-- BEGIN Supplied material --

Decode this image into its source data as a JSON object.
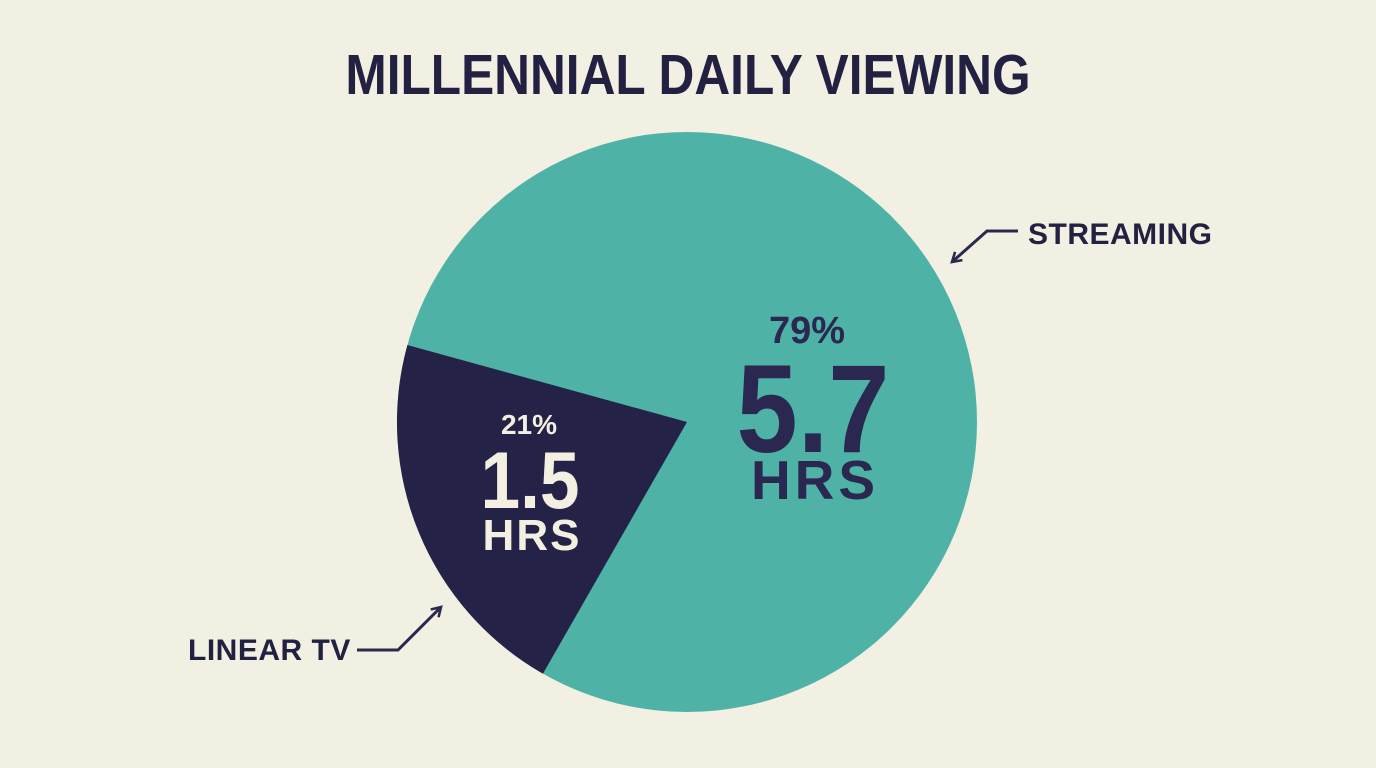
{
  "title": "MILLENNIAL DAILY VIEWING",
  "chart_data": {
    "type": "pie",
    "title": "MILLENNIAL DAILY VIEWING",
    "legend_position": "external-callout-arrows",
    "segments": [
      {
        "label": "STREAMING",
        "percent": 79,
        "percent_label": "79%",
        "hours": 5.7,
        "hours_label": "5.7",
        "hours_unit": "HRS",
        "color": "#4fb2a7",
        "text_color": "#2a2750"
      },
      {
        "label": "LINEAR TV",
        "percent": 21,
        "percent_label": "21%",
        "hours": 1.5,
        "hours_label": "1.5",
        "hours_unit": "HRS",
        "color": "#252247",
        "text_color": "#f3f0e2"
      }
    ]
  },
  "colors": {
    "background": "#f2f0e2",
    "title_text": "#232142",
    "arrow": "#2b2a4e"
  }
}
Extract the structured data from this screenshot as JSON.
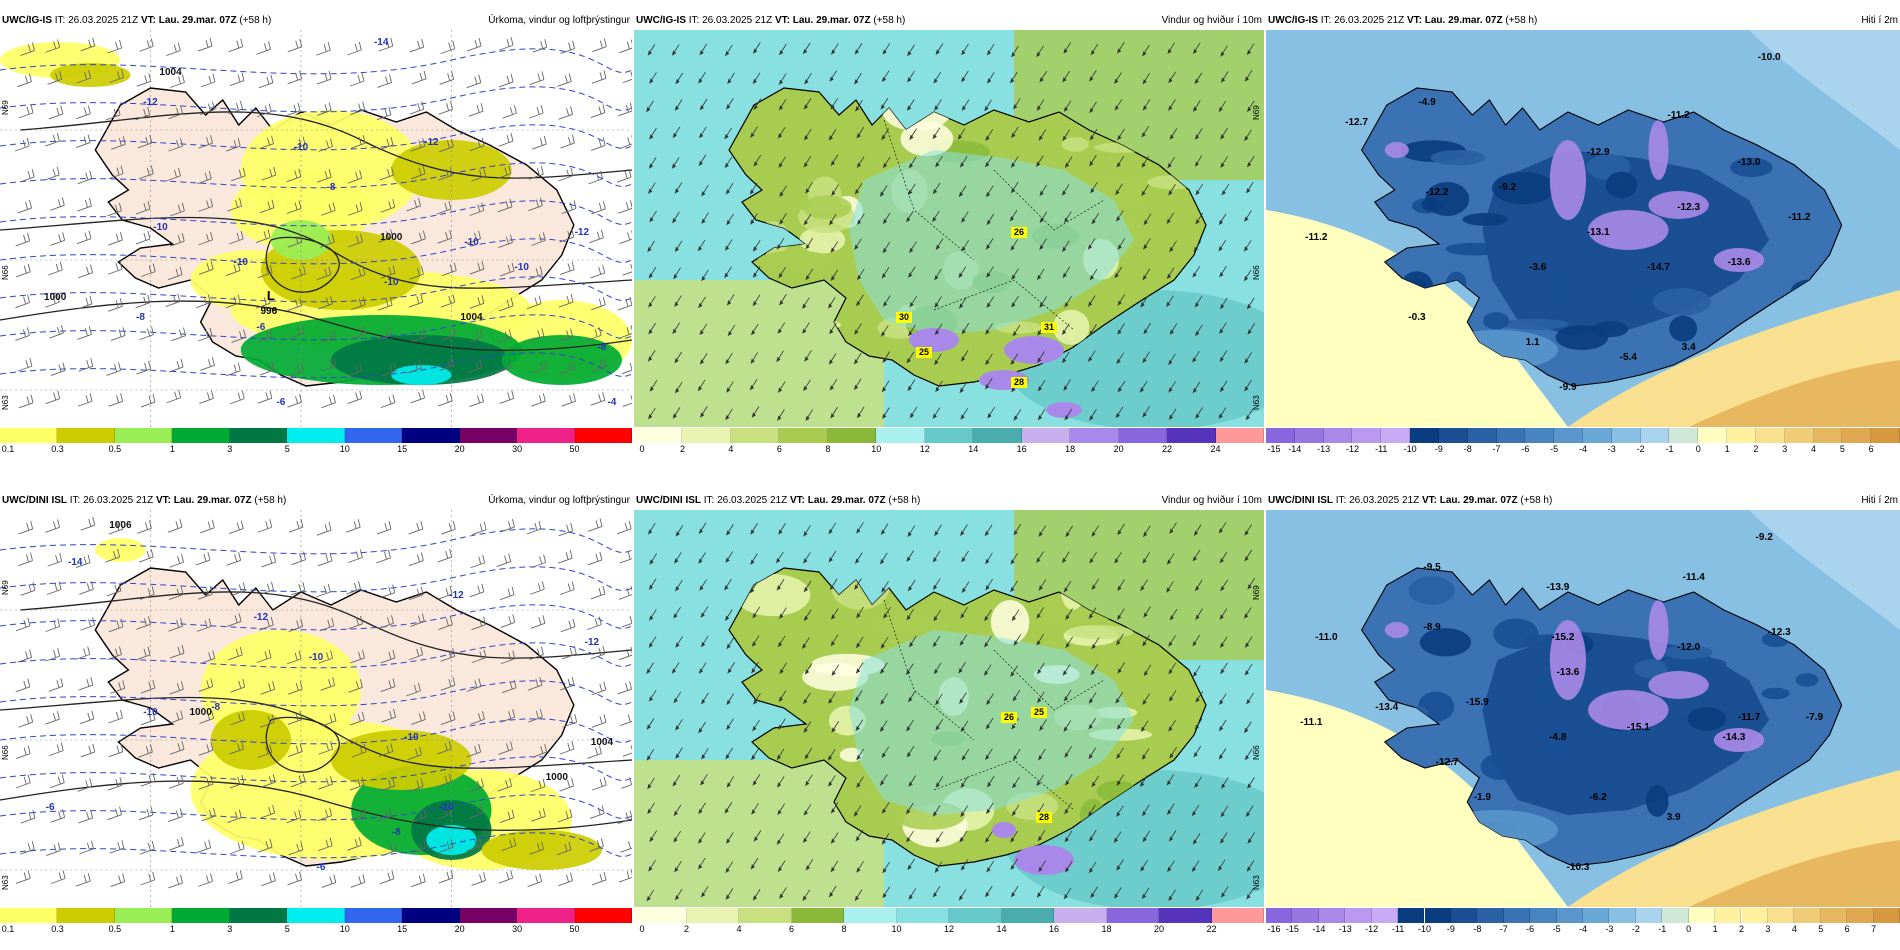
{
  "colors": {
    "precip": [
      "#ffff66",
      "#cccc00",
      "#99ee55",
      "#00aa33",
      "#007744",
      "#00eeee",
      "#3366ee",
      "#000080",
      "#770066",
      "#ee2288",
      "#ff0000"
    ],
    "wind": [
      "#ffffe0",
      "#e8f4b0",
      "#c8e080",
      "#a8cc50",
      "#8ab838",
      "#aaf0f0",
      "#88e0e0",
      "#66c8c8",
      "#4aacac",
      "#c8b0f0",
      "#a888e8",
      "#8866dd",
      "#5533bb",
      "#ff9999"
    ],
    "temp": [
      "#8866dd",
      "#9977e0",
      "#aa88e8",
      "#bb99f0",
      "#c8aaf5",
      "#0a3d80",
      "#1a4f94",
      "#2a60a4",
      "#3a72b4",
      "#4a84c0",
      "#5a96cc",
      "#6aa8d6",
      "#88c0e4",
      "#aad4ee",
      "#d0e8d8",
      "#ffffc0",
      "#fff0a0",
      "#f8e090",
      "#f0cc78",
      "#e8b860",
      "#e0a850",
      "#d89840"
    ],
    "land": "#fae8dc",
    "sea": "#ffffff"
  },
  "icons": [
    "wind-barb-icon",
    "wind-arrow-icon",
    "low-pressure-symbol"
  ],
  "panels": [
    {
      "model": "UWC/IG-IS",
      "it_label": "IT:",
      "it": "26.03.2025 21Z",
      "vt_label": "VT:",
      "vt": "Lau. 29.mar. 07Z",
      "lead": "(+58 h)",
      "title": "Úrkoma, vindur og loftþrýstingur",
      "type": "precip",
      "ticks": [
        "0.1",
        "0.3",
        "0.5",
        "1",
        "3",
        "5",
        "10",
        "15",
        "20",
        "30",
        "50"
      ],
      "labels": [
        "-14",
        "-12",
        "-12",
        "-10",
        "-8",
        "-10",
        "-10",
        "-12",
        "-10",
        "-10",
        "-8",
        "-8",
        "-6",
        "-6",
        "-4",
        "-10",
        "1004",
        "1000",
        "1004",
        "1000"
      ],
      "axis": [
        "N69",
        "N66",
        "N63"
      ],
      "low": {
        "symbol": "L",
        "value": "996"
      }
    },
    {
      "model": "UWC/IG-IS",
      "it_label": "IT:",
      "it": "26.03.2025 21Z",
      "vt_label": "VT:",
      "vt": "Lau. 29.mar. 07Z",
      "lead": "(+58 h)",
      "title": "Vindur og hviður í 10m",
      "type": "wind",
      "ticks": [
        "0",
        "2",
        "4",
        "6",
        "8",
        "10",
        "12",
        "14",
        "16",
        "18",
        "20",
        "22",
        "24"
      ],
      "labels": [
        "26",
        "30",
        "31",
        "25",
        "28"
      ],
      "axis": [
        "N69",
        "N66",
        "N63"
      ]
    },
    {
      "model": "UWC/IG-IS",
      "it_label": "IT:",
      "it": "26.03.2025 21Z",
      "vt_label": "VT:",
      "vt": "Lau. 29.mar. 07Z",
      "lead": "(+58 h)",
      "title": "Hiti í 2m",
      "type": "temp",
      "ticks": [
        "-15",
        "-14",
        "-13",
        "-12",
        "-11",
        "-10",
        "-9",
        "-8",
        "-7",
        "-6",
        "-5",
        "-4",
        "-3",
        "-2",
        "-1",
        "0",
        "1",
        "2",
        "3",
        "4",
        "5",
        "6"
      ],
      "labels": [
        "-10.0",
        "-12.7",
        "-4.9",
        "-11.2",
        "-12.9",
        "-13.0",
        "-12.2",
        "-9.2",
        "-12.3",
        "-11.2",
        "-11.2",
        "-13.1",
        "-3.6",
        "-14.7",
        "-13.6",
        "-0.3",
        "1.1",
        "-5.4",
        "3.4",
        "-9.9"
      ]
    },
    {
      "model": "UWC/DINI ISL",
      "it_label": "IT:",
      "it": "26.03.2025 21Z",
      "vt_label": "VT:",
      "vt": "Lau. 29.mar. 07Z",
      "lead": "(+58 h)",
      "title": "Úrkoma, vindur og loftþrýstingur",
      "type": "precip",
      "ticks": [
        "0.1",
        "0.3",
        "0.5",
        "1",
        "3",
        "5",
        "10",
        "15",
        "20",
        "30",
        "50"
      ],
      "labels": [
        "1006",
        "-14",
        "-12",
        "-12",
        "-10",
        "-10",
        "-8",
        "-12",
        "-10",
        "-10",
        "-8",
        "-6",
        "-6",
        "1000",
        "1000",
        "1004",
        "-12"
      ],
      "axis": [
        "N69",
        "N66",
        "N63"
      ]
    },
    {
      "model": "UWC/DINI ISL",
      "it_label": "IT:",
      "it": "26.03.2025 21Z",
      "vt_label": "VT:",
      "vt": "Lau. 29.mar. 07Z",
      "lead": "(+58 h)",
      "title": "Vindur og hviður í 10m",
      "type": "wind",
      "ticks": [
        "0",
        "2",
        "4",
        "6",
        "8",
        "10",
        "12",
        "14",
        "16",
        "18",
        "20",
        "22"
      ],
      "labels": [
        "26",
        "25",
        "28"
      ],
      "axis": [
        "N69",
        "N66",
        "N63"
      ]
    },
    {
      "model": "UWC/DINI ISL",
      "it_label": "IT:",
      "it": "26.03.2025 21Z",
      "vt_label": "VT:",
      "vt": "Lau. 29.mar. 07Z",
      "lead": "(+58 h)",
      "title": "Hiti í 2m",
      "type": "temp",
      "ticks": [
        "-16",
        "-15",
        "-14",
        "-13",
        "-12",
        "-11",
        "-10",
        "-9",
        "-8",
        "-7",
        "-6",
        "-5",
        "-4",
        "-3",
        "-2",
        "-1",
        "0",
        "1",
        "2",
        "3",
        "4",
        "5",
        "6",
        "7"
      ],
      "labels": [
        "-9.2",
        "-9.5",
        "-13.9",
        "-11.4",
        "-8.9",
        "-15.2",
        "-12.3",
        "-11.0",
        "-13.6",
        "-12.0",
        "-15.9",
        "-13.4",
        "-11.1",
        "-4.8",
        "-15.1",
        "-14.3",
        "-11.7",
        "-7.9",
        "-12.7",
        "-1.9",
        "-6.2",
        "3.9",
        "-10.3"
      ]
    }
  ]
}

-- END Supplied material --

Problem to work on:
Every record above should be written out again exactly; the pictures stay out of the copy.

Solution to this problem:
Decode this image into its source data as a JSON object.
{
  "title": "MILLENNIAL DAILY VIEWING",
  "chart_data": {
    "type": "pie",
    "title": "MILLENNIAL DAILY VIEWING",
    "legend_position": "external-callout-arrows",
    "segments": [
      {
        "label": "STREAMING",
        "percent": 79,
        "percent_label": "79%",
        "hours": 5.7,
        "hours_label": "5.7",
        "hours_unit": "HRS",
        "color": "#4fb2a7",
        "text_color": "#2a2750"
      },
      {
        "label": "LINEAR TV",
        "percent": 21,
        "percent_label": "21%",
        "hours": 1.5,
        "hours_label": "1.5",
        "hours_unit": "HRS",
        "color": "#252247",
        "text_color": "#f3f0e2"
      }
    ]
  },
  "colors": {
    "background": "#f2f0e2",
    "title_text": "#232142",
    "arrow": "#2b2a4e"
  }
}
Extract the structured data from this screenshot as JSON.
{
  "colors": {
    "precip": [
      "#ffff66",
      "#cccc00",
      "#99ee55",
      "#00aa33",
      "#007744",
      "#00eeee",
      "#3366ee",
      "#000080",
      "#770066",
      "#ee2288",
      "#ff0000"
    ],
    "wind": [
      "#ffffe0",
      "#e8f4b0",
      "#c8e080",
      "#a8cc50",
      "#8ab838",
      "#aaf0f0",
      "#88e0e0",
      "#66c8c8",
      "#4aacac",
      "#c8b0f0",
      "#a888e8",
      "#8866dd",
      "#5533bb",
      "#ff9999"
    ],
    "temp": [
      "#8866dd",
      "#9977e0",
      "#aa88e8",
      "#bb99f0",
      "#c8aaf5",
      "#0a3d80",
      "#1a4f94",
      "#2a60a4",
      "#3a72b4",
      "#4a84c0",
      "#5a96cc",
      "#6aa8d6",
      "#88c0e4",
      "#aad4ee",
      "#d0e8d8",
      "#ffffc0",
      "#fff0a0",
      "#f8e090",
      "#f0cc78",
      "#e8b860",
      "#e0a850",
      "#d89840"
    ],
    "land": "#fae8dc",
    "sea": "#ffffff"
  },
  "icons": [
    "wind-barb-icon",
    "wind-arrow-icon",
    "low-pressure-symbol"
  ],
  "panels": [
    {
      "model": "UWC/IG-IS",
      "it_label": "IT:",
      "it": "26.03.2025 21Z",
      "vt_label": "VT:",
      "vt": "Lau. 29.mar. 07Z",
      "lead": "(+58 h)",
      "title": "Úrkoma, vindur og loftþrýstingur",
      "type": "precip",
      "ticks": [
        "0.1",
        "0.3",
        "0.5",
        "1",
        "3",
        "5",
        "10",
        "15",
        "20",
        "30",
        "50"
      ],
      "labels": [
        "-14",
        "-12",
        "-12",
        "-10",
        "-8",
        "-10",
        "-10",
        "-12",
        "-10",
        "-10",
        "-8",
        "-8",
        "-6",
        "-6",
        "-4",
        "-10",
        "1004",
        "1000",
        "1004",
        "1000"
      ],
      "axis": [
        "N69",
        "N66",
        "N63"
      ],
      "low": {
        "symbol": "L",
        "value": "996"
      }
    },
    {
      "model": "UWC/IG-IS",
      "it_label": "IT:",
      "it": "26.03.2025 21Z",
      "vt_label": "VT:",
      "vt": "Lau. 29.mar. 07Z",
      "lead": "(+58 h)",
      "title": "Vindur og hviður í 10m",
      "type": "wind",
      "ticks": [
        "0",
        "2",
        "4",
        "6",
        "8",
        "10",
        "12",
        "14",
        "16",
        "18",
        "20",
        "22",
        "24"
      ],
      "labels": [
        "26",
        "30",
        "31",
        "25",
        "28"
      ],
      "axis": [
        "N69",
        "N66",
        "N63"
      ]
    },
    {
      "model": "UWC/IG-IS",
      "it_label": "IT:",
      "it": "26.03.2025 21Z",
      "vt_label": "VT:",
      "vt": "Lau. 29.mar. 07Z",
      "lead": "(+58 h)",
      "title": "Hiti í 2m",
      "type": "temp",
      "ticks": [
        "-15",
        "-14",
        "-13",
        "-12",
        "-11",
        "-10",
        "-9",
        "-8",
        "-7",
        "-6",
        "-5",
        "-4",
        "-3",
        "-2",
        "-1",
        "0",
        "1",
        "2",
        "3",
        "4",
        "5",
        "6"
      ],
      "labels": [
        "-10.0",
        "-12.7",
        "-4.9",
        "-11.2",
        "-12.9",
        "-13.0",
        "-12.2",
        "-9.2",
        "-12.3",
        "-11.2",
        "-11.2",
        "-13.1",
        "-3.6",
        "-14.7",
        "-13.6",
        "-0.3",
        "1.1",
        "-5.4",
        "3.4",
        "-9.9"
      ]
    },
    {
      "model": "UWC/DINI ISL",
      "it_label": "IT:",
      "it": "26.03.2025 21Z",
      "vt_label": "VT:",
      "vt": "Lau. 29.mar. 07Z",
      "lead": "(+58 h)",
      "title": "Úrkoma, vindur og loftþrýstingur",
      "type": "precip",
      "ticks": [
        "0.1",
        "0.3",
        "0.5",
        "1",
        "3",
        "5",
        "10",
        "15",
        "20",
        "30",
        "50"
      ],
      "labels": [
        "1006",
        "-14",
        "-12",
        "-12",
        "-10",
        "-10",
        "-8",
        "-12",
        "-10",
        "-10",
        "-8",
        "-6",
        "-6",
        "1000",
        "1000",
        "1004",
        "-12"
      ],
      "axis": [
        "N69",
        "N66",
        "N63"
      ]
    },
    {
      "model": "UWC/DINI ISL",
      "it_label": "IT:",
      "it": "26.03.2025 21Z",
      "vt_label": "VT:",
      "vt": "Lau. 29.mar. 07Z",
      "lead": "(+58 h)",
      "title": "Vindur og hviður í 10m",
      "type": "wind",
      "ticks": [
        "0",
        "2",
        "4",
        "6",
        "8",
        "10",
        "12",
        "14",
        "16",
        "18",
        "20",
        "22"
      ],
      "labels": [
        "26",
        "25",
        "28"
      ],
      "axis": [
        "N69",
        "N66",
        "N63"
      ]
    },
    {
      "model": "UWC/DINI ISL",
      "it_label": "IT:",
      "it": "26.03.2025 21Z",
      "vt_label": "VT:",
      "vt": "Lau. 29.mar. 07Z",
      "lead": "(+58 h)",
      "title": "Hiti í 2m",
      "type": "temp",
      "ticks": [
        "-16",
        "-15",
        "-14",
        "-13",
        "-12",
        "-11",
        "-10",
        "-9",
        "-8",
        "-7",
        "-6",
        "-5",
        "-4",
        "-3",
        "-2",
        "-1",
        "0",
        "1",
        "2",
        "3",
        "4",
        "5",
        "6",
        "7"
      ],
      "labels": [
        "-9.2",
        "-9.5",
        "-13.9",
        "-11.4",
        "-8.9",
        "-15.2",
        "-12.3",
        "-11.0",
        "-13.6",
        "-12.0",
        "-15.9",
        "-13.4",
        "-11.1",
        "-4.8",
        "-15.1",
        "-14.3",
        "-11.7",
        "-7.9",
        "-12.7",
        "-1.9",
        "-6.2",
        "3.9",
        "-10.3"
      ]
    }
  ]
}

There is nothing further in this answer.